[Start]

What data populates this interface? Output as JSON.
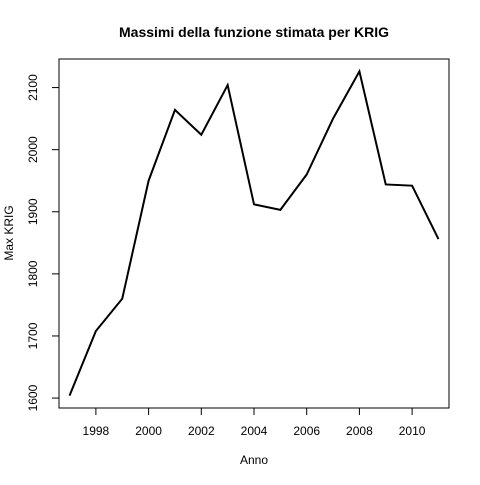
{
  "chart_data": {
    "type": "line",
    "title": "Massimi della funzione stimata per KRIG",
    "xlabel": "Anno",
    "ylabel": "Max KRIG",
    "xlim": [
      1996.6,
      2011.4
    ],
    "ylim": [
      1584,
      2146
    ],
    "x_ticks": [
      1998,
      2000,
      2002,
      2004,
      2006,
      2008,
      2010
    ],
    "y_ticks": [
      1600,
      1700,
      1800,
      1900,
      2000,
      2100
    ],
    "grid": false,
    "legend": "none",
    "line_color": "#000000",
    "series": [
      {
        "x": [
          1997,
          1998,
          1999,
          2000,
          2001,
          2002,
          2003,
          2004,
          2005,
          2006,
          2007,
          2008,
          2009,
          2010,
          2011
        ],
        "values": [
          1604,
          1708,
          1760,
          1950,
          2064,
          2024,
          2104,
          1912,
          1903,
          1960,
          2050,
          2126,
          1944,
          1942,
          1856
        ]
      }
    ]
  }
}
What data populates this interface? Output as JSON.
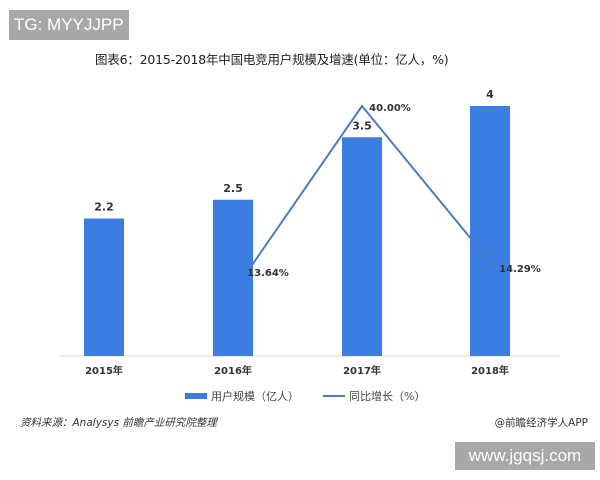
{
  "watermarks": {
    "top_left": "TG: MYYJJPP",
    "bottom_right": "www.jgqsj.com"
  },
  "chart_data": {
    "type": "bar",
    "title": "图表6：2015-2018年中国电竞用户规模及增速(单位：亿人，%)",
    "categories": [
      "2015年",
      "2016年",
      "2017年",
      "2018年"
    ],
    "series": [
      {
        "name": "用户规模（亿人）",
        "type": "bar",
        "values": [
          2.2,
          2.5,
          3.5,
          4
        ],
        "labels": [
          "2.2",
          "2.5",
          "3.5",
          "4"
        ],
        "color": "#3b7de0"
      },
      {
        "name": "同比增长（%）",
        "type": "line",
        "values": [
          null,
          13.64,
          40.0,
          14.29
        ],
        "labels": [
          "",
          "13.64%",
          "40.00%",
          "14.29%"
        ],
        "color": "#4f7ac0"
      }
    ],
    "xlabel": "",
    "ylabel": "",
    "grid": false,
    "legend_position": "bottom"
  },
  "legend": {
    "bar_label": "用户规模（亿人）",
    "line_label": "同比增长（%）"
  },
  "footer": {
    "source": "资料来源：Analysys 前瞻产业研究院整理",
    "credit": "@前瞻经济学人APP"
  }
}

[End]

_Short task_
Restate the whole listing above exactly, please, omitting every image.

_Reply_
What data populates this interface? Output as JSON.
{
  "chart_data": {
    "type": "line",
    "title": "Massimi della funzione stimata per KRIG",
    "xlabel": "Anno",
    "ylabel": "Max KRIG",
    "xlim": [
      1996.6,
      2011.4
    ],
    "ylim": [
      1584,
      2146
    ],
    "x_ticks": [
      1998,
      2000,
      2002,
      2004,
      2006,
      2008,
      2010
    ],
    "y_ticks": [
      1600,
      1700,
      1800,
      1900,
      2000,
      2100
    ],
    "grid": false,
    "legend": "none",
    "line_color": "#000000",
    "series": [
      {
        "x": [
          1997,
          1998,
          1999,
          2000,
          2001,
          2002,
          2003,
          2004,
          2005,
          2006,
          2007,
          2008,
          2009,
          2010,
          2011
        ],
        "values": [
          1604,
          1708,
          1760,
          1950,
          2064,
          2024,
          2104,
          1912,
          1903,
          1960,
          2050,
          2126,
          1944,
          1942,
          1856
        ]
      }
    ]
  }
}
What data populates this interface? Output as JSON.
{
  "watermarks": {
    "top_left": "TG: MYYJJPP",
    "bottom_right": "www.jgqsj.com"
  },
  "chart_data": {
    "type": "bar",
    "title": "图表6：2015-2018年中国电竞用户规模及增速(单位：亿人，%)",
    "categories": [
      "2015年",
      "2016年",
      "2017年",
      "2018年"
    ],
    "series": [
      {
        "name": "用户规模（亿人）",
        "type": "bar",
        "values": [
          2.2,
          2.5,
          3.5,
          4
        ],
        "labels": [
          "2.2",
          "2.5",
          "3.5",
          "4"
        ],
        "color": "#3b7de0"
      },
      {
        "name": "同比增长（%）",
        "type": "line",
        "values": [
          null,
          13.64,
          40.0,
          14.29
        ],
        "labels": [
          "",
          "13.64%",
          "40.00%",
          "14.29%"
        ],
        "color": "#4f7ac0"
      }
    ],
    "xlabel": "",
    "ylabel": "",
    "grid": false,
    "legend_position": "bottom"
  },
  "legend": {
    "bar_label": "用户规模（亿人）",
    "line_label": "同比增长（%）"
  },
  "footer": {
    "source": "资料来源：Analysys 前瞻产业研究院整理",
    "credit": "@前瞻经济学人APP"
  }
}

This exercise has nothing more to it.